#### [Set exercise]
Exclude the pictures and return every line exactly as written.

* BEGIN Input for this task *

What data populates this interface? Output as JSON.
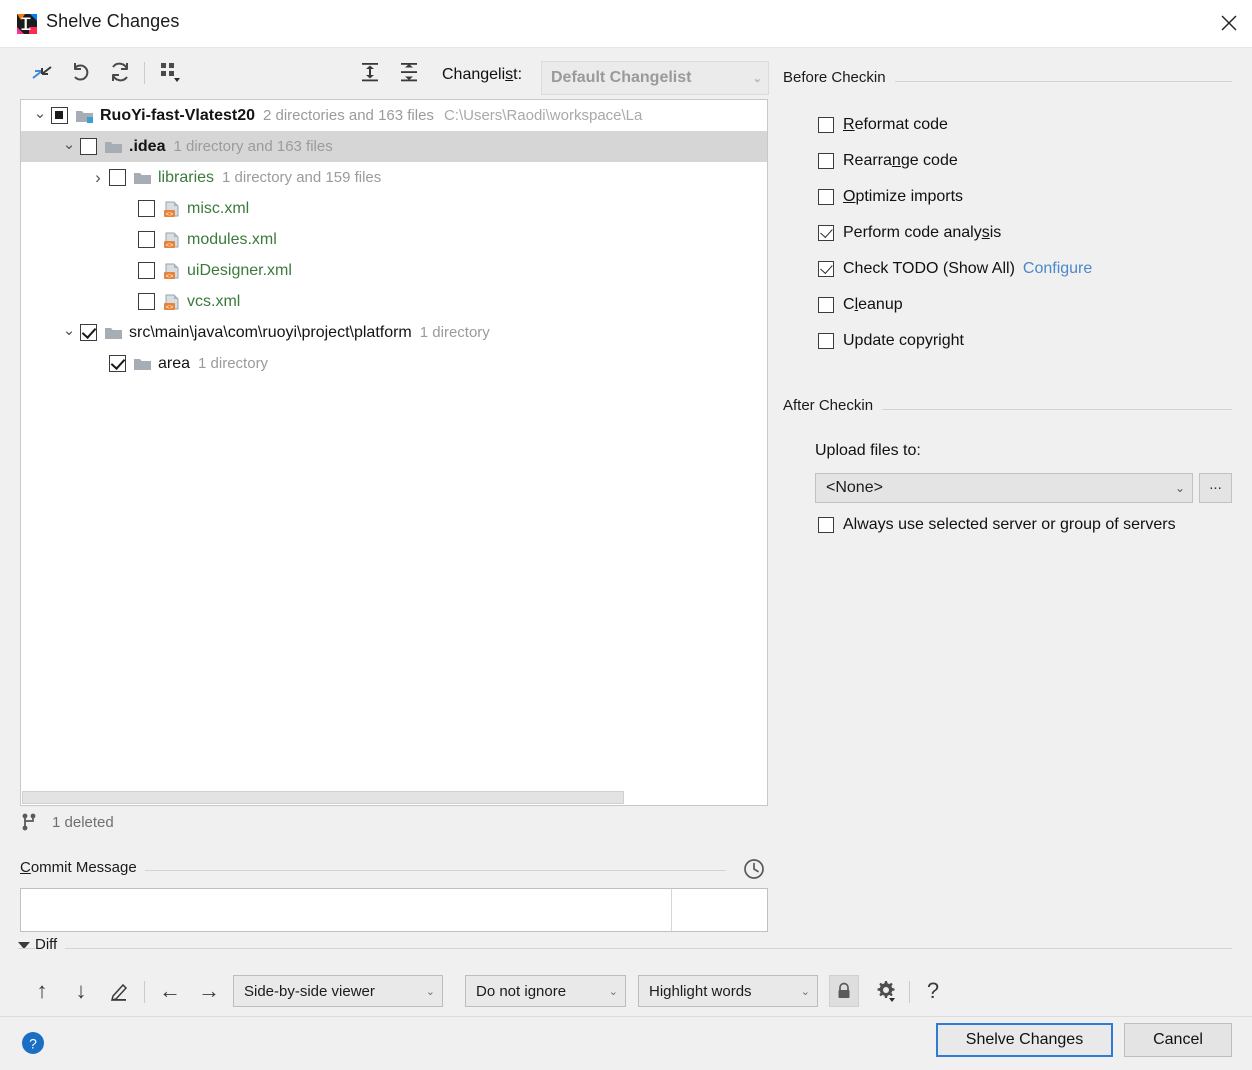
{
  "window": {
    "title": "Shelve Changes",
    "app_icon": "intellij-idea-icon",
    "close_label": "✕"
  },
  "toolbar": {
    "buttons": [
      {
        "name": "shelve-silently-icon",
        "tooltip": "Shelve Silently"
      },
      {
        "name": "revert-icon",
        "tooltip": "Revert"
      },
      {
        "name": "refresh-icon",
        "tooltip": "Refresh"
      },
      {
        "name": "group-by-icon",
        "tooltip": "Group By"
      },
      {
        "name": "expand-all-icon",
        "tooltip": "Expand All"
      },
      {
        "name": "collapse-all-icon",
        "tooltip": "Collapse All"
      }
    ],
    "changelist_label": "Changelist:",
    "changelist_mnemonic": "s",
    "changelist_value": "Default Changelist",
    "changelist_arrow": "⌄"
  },
  "tree": {
    "rows": [
      {
        "indent": 0,
        "twisty": "expanded",
        "check": "partial",
        "icon": "module-folder-icon",
        "name": "RuoYi-fast-Vlatest20",
        "name_style": "dark bold",
        "meta": "2 directories and 163 files",
        "path": "C:\\Users\\Raodi\\workspace\\La",
        "selected": false
      },
      {
        "indent": 1,
        "twisty": "expanded",
        "check": "unchecked",
        "icon": "folder-icon",
        "name": ".idea",
        "name_style": "dark bold",
        "meta": "1 directory and 163 files",
        "path": "",
        "selected": true
      },
      {
        "indent": 2,
        "twisty": "collapsed",
        "check": "unchecked",
        "icon": "folder-icon",
        "name": "libraries",
        "name_style": "green",
        "meta": "1 directory and 159 files",
        "path": "",
        "selected": false
      },
      {
        "indent": 3,
        "twisty": "none",
        "check": "unchecked",
        "icon": "xml-file-icon",
        "name": "misc.xml",
        "name_style": "green",
        "meta": "",
        "path": "",
        "selected": false
      },
      {
        "indent": 3,
        "twisty": "none",
        "check": "unchecked",
        "icon": "xml-file-icon",
        "name": "modules.xml",
        "name_style": "green",
        "meta": "",
        "path": "",
        "selected": false
      },
      {
        "indent": 3,
        "twisty": "none",
        "check": "unchecked",
        "icon": "xml-file-icon",
        "name": "uiDesigner.xml",
        "name_style": "green",
        "meta": "",
        "path": "",
        "selected": false
      },
      {
        "indent": 3,
        "twisty": "none",
        "check": "unchecked",
        "icon": "xml-file-icon",
        "name": "vcs.xml",
        "name_style": "green",
        "meta": "",
        "path": "",
        "selected": false
      },
      {
        "indent": 1,
        "twisty": "expanded",
        "check": "checked",
        "icon": "folder-icon",
        "name": "src\\main\\java\\com\\ruoyi\\project\\platform",
        "name_style": "dark",
        "meta": "1 directory",
        "path": "",
        "selected": false
      },
      {
        "indent": 2,
        "twisty": "none",
        "check": "checked",
        "icon": "folder-icon",
        "name": "area",
        "name_style": "dark",
        "meta": "1 directory",
        "path": "",
        "selected": false
      }
    ],
    "scrollbar": {
      "name": "horizontal-scrollbar"
    }
  },
  "status": {
    "icon": "vcs-branch-icon",
    "text": "1 deleted"
  },
  "commit_message": {
    "title": "Commit Message",
    "mnemonic": "C",
    "value": "",
    "placeholder": "",
    "history_icon": "clock-icon"
  },
  "diff": {
    "section_label": "Diff",
    "expanded": true,
    "buttons": [
      {
        "name": "previous-difference-icon",
        "glyph": "↑"
      },
      {
        "name": "next-difference-icon",
        "glyph": "↓"
      },
      {
        "name": "edit-source-icon",
        "glyph": "✎"
      },
      {
        "name": "accept-left-icon",
        "glyph": "←"
      },
      {
        "name": "accept-right-icon",
        "glyph": "→"
      }
    ],
    "viewer_mode": "Side-by-side viewer",
    "whitespace_mode": "Do not ignore",
    "highlight_mode": "Highlight words",
    "lock_icon": "lock-icon",
    "settings_icon": "gear-icon",
    "help_icon": "question-mark-icon",
    "arrow": "⌄"
  },
  "before_checkin": {
    "title": "Before Checkin",
    "items": [
      {
        "label": "Reformat code",
        "mnemonic": "R",
        "checked": false,
        "name": "reformat-code-checkbox"
      },
      {
        "label": "Rearrange code",
        "mnemonic": "n",
        "checked": false,
        "name": "rearrange-code-checkbox"
      },
      {
        "label": "Optimize imports",
        "mnemonic": "O",
        "checked": false,
        "name": "optimize-imports-checkbox"
      },
      {
        "label": "Perform code analysis",
        "mnemonic": "s",
        "checked": true,
        "name": "perform-code-analysis-checkbox"
      },
      {
        "label": "Check TODO (Show All)",
        "mnemonic": "",
        "checked": true,
        "name": "check-todo-checkbox",
        "link": "Configure"
      },
      {
        "label": "Cleanup",
        "mnemonic": "l",
        "checked": false,
        "name": "cleanup-checkbox"
      },
      {
        "label": "Update copyright",
        "mnemonic": "",
        "checked": false,
        "name": "update-copyright-checkbox"
      }
    ]
  },
  "after_checkin": {
    "title": "After Checkin",
    "upload_label": "Upload files to:",
    "upload_value": "<None>",
    "upload_arrow": "⌄",
    "browse_label": "...",
    "always_use_label": "Always use selected server or group of servers",
    "always_use_checked": false
  },
  "footer": {
    "help_icon": "help-icon",
    "primary_button": "Shelve Changes",
    "cancel_button": "Cancel"
  },
  "colors": {
    "accent": "#2f7cd4",
    "link": "#4a88c7",
    "file_green": "#3b7a3b",
    "meta_gray": "#9b9b9b",
    "selection": "#d6d6d6",
    "background": "#f0f0f0"
  }
}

* END Input for this task *

#### [Expected answer]
What data populates this interface? Output as JSON.
{
  "window": {
    "title": "Shelve Changes",
    "app_icon": "intellij-idea-icon",
    "close_label": "✕"
  },
  "toolbar": {
    "buttons": [
      {
        "name": "shelve-silently-icon",
        "tooltip": "Shelve Silently"
      },
      {
        "name": "revert-icon",
        "tooltip": "Revert"
      },
      {
        "name": "refresh-icon",
        "tooltip": "Refresh"
      },
      {
        "name": "group-by-icon",
        "tooltip": "Group By"
      },
      {
        "name": "expand-all-icon",
        "tooltip": "Expand All"
      },
      {
        "name": "collapse-all-icon",
        "tooltip": "Collapse All"
      }
    ],
    "changelist_label": "Changelist:",
    "changelist_mnemonic": "s",
    "changelist_value": "Default Changelist",
    "changelist_arrow": "⌄"
  },
  "tree": {
    "rows": [
      {
        "indent": 0,
        "twisty": "expanded",
        "check": "partial",
        "icon": "module-folder-icon",
        "name": "RuoYi-fast-Vlatest20",
        "name_style": "dark bold",
        "meta": "2 directories and 163 files",
        "path": "C:\\Users\\Raodi\\workspace\\La",
        "selected": false
      },
      {
        "indent": 1,
        "twisty": "expanded",
        "check": "unchecked",
        "icon": "folder-icon",
        "name": ".idea",
        "name_style": "dark bold",
        "meta": "1 directory and 163 files",
        "path": "",
        "selected": true
      },
      {
        "indent": 2,
        "twisty": "collapsed",
        "check": "unchecked",
        "icon": "folder-icon",
        "name": "libraries",
        "name_style": "green",
        "meta": "1 directory and 159 files",
        "path": "",
        "selected": false
      },
      {
        "indent": 3,
        "twisty": "none",
        "check": "unchecked",
        "icon": "xml-file-icon",
        "name": "misc.xml",
        "name_style": "green",
        "meta": "",
        "path": "",
        "selected": false
      },
      {
        "indent": 3,
        "twisty": "none",
        "check": "unchecked",
        "icon": "xml-file-icon",
        "name": "modules.xml",
        "name_style": "green",
        "meta": "",
        "path": "",
        "selected": false
      },
      {
        "indent": 3,
        "twisty": "none",
        "check": "unchecked",
        "icon": "xml-file-icon",
        "name": "uiDesigner.xml",
        "name_style": "green",
        "meta": "",
        "path": "",
        "selected": false
      },
      {
        "indent": 3,
        "twisty": "none",
        "check": "unchecked",
        "icon": "xml-file-icon",
        "name": "vcs.xml",
        "name_style": "green",
        "meta": "",
        "path": "",
        "selected": false
      },
      {
        "indent": 1,
        "twisty": "expanded",
        "check": "checked",
        "icon": "folder-icon",
        "name": "src\\main\\java\\com\\ruoyi\\project\\platform",
        "name_style": "dark",
        "meta": "1 directory",
        "path": "",
        "selected": false
      },
      {
        "indent": 2,
        "twisty": "none",
        "check": "checked",
        "icon": "folder-icon",
        "name": "area",
        "name_style": "dark",
        "meta": "1 directory",
        "path": "",
        "selected": false
      }
    ],
    "scrollbar": {
      "name": "horizontal-scrollbar"
    }
  },
  "status": {
    "icon": "vcs-branch-icon",
    "text": "1 deleted"
  },
  "commit_message": {
    "title": "Commit Message",
    "mnemonic": "C",
    "value": "",
    "placeholder": "",
    "history_icon": "clock-icon"
  },
  "diff": {
    "section_label": "Diff",
    "expanded": true,
    "buttons": [
      {
        "name": "previous-difference-icon",
        "glyph": "↑"
      },
      {
        "name": "next-difference-icon",
        "glyph": "↓"
      },
      {
        "name": "edit-source-icon",
        "glyph": "✎"
      },
      {
        "name": "accept-left-icon",
        "glyph": "←"
      },
      {
        "name": "accept-right-icon",
        "glyph": "→"
      }
    ],
    "viewer_mode": "Side-by-side viewer",
    "whitespace_mode": "Do not ignore",
    "highlight_mode": "Highlight words",
    "lock_icon": "lock-icon",
    "settings_icon": "gear-icon",
    "help_icon": "question-mark-icon",
    "arrow": "⌄"
  },
  "before_checkin": {
    "title": "Before Checkin",
    "items": [
      {
        "label": "Reformat code",
        "mnemonic": "R",
        "checked": false,
        "name": "reformat-code-checkbox"
      },
      {
        "label": "Rearrange code",
        "mnemonic": "n",
        "checked": false,
        "name": "rearrange-code-checkbox"
      },
      {
        "label": "Optimize imports",
        "mnemonic": "O",
        "checked": false,
        "name": "optimize-imports-checkbox"
      },
      {
        "label": "Perform code analysis",
        "mnemonic": "s",
        "checked": true,
        "name": "perform-code-analysis-checkbox"
      },
      {
        "label": "Check TODO (Show All)",
        "mnemonic": "",
        "checked": true,
        "name": "check-todo-checkbox",
        "link": "Configure"
      },
      {
        "label": "Cleanup",
        "mnemonic": "l",
        "checked": false,
        "name": "cleanup-checkbox"
      },
      {
        "label": "Update copyright",
        "mnemonic": "",
        "checked": false,
        "name": "update-copyright-checkbox"
      }
    ]
  },
  "after_checkin": {
    "title": "After Checkin",
    "upload_label": "Upload files to:",
    "upload_value": "<None>",
    "upload_arrow": "⌄",
    "browse_label": "...",
    "always_use_label": "Always use selected server or group of servers",
    "always_use_checked": false
  },
  "footer": {
    "help_icon": "help-icon",
    "primary_button": "Shelve Changes",
    "cancel_button": "Cancel"
  },
  "colors": {
    "accent": "#2f7cd4",
    "link": "#4a88c7",
    "file_green": "#3b7a3b",
    "meta_gray": "#9b9b9b",
    "selection": "#d6d6d6",
    "background": "#f0f0f0"
  }
}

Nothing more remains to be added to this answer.